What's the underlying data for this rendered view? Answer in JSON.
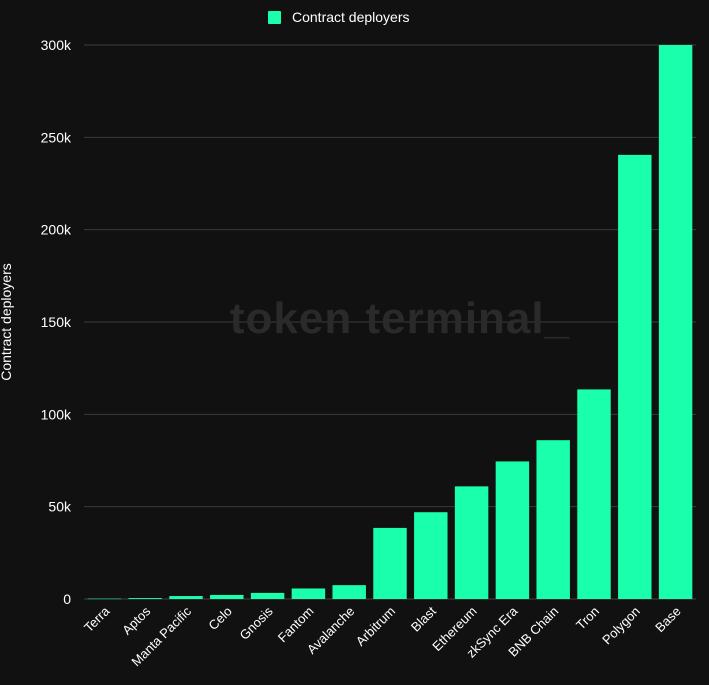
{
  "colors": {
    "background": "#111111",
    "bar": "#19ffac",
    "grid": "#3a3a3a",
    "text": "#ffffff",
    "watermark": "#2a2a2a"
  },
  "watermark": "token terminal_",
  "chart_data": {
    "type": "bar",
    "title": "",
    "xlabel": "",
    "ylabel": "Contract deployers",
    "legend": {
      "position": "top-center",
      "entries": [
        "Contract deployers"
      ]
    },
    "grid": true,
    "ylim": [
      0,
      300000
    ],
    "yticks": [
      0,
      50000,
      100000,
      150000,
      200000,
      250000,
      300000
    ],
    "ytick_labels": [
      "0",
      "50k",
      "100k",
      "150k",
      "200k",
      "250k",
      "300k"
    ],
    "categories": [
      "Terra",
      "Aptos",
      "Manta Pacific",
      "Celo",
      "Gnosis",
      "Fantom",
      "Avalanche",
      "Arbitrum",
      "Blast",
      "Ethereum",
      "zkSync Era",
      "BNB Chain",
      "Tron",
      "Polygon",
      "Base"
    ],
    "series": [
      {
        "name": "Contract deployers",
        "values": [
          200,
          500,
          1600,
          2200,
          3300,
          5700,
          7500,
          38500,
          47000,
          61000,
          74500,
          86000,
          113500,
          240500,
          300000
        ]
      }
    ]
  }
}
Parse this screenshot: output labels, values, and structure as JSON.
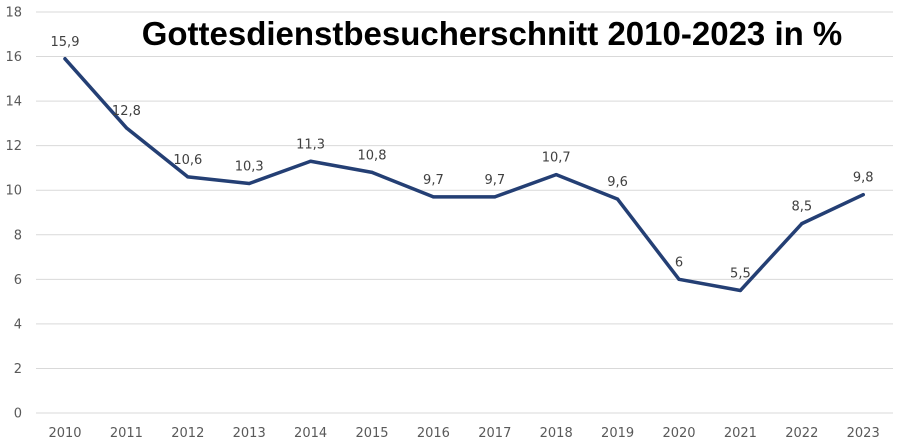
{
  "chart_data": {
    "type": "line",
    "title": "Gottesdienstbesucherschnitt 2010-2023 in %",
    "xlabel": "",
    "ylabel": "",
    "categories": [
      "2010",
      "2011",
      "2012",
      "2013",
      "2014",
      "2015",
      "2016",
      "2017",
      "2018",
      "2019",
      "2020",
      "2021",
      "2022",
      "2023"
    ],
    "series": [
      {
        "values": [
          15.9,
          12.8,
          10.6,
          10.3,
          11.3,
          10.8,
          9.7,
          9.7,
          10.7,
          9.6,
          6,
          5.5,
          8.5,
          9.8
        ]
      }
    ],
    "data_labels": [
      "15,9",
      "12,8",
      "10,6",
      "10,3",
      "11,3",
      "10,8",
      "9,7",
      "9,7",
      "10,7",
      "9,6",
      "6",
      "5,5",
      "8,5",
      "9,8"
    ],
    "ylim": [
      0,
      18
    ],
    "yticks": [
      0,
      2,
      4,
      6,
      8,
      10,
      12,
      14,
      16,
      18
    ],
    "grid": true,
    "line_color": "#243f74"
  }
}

++++

List the lines of the material in which the word "Contract" occurs.

▶ [THE COMPLETED TASK]:
    "ylabel": "Contract deployers",
        "Contract deployers"
        "name": "Contract deployers",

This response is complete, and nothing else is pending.